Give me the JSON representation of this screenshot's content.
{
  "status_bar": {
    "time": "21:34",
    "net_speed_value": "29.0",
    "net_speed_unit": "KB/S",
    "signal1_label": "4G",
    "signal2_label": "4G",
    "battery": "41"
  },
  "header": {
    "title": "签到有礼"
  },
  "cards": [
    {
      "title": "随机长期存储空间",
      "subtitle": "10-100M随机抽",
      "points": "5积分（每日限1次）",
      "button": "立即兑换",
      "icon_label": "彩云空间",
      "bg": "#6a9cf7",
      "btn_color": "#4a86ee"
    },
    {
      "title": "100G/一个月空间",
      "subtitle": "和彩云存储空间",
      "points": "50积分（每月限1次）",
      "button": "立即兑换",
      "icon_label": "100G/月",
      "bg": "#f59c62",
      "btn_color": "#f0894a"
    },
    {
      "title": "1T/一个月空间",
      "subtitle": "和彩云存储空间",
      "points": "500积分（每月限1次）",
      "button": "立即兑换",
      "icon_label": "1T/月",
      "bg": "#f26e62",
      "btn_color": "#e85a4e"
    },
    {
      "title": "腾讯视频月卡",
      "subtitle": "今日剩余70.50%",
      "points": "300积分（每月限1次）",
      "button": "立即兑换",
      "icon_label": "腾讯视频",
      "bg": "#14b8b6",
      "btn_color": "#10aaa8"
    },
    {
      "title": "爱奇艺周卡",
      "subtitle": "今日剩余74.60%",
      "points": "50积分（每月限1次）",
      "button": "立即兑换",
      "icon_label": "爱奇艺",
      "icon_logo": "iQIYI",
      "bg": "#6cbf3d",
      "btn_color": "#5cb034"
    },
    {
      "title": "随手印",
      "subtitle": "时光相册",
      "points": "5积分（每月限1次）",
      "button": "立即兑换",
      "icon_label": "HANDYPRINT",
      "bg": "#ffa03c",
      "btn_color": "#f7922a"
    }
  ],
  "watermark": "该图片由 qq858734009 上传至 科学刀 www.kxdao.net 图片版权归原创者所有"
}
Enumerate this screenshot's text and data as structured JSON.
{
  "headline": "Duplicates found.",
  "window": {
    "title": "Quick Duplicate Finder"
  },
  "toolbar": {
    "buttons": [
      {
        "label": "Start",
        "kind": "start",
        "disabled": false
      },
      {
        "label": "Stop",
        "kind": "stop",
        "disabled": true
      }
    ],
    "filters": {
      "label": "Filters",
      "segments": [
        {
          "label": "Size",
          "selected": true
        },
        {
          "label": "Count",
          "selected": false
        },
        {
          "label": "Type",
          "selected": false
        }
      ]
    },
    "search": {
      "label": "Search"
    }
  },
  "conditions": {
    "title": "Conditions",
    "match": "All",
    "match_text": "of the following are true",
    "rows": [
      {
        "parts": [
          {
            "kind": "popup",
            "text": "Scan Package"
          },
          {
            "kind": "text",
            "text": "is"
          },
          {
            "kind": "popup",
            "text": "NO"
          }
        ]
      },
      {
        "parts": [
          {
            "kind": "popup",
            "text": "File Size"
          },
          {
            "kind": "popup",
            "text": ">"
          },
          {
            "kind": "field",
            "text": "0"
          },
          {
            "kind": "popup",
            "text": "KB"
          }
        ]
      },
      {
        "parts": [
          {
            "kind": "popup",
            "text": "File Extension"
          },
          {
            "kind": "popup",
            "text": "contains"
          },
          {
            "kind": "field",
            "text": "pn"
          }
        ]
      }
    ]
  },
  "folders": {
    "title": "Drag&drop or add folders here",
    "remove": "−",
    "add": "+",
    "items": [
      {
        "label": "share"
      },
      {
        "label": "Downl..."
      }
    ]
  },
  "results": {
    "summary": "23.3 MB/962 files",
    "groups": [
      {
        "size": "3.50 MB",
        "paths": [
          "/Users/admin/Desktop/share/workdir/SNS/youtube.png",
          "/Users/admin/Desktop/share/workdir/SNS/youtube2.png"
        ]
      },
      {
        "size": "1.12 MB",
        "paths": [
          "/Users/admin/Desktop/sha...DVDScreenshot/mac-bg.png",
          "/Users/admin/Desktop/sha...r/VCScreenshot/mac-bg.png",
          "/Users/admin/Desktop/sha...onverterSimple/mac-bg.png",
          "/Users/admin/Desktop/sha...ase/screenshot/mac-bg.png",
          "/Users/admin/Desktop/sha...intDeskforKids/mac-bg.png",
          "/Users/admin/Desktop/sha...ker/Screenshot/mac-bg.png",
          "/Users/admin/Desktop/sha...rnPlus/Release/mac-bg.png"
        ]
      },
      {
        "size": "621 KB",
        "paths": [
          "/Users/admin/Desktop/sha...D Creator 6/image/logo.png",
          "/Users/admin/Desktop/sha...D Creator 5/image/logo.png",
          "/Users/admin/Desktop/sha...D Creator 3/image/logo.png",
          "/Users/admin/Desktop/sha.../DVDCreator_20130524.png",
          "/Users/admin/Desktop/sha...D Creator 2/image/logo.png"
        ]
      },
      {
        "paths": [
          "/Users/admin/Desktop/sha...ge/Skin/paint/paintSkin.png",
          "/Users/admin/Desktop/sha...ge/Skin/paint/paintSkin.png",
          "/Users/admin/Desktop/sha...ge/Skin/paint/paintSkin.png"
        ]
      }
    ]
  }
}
_ _ _ _ _ _ _
_Set problem_
Select all lines with the word "JSON" from the entries above.

_Correct result_
Give me the JSON representation of this screenshot's content.
Enumerate this screenshot's text and data as structured JSON.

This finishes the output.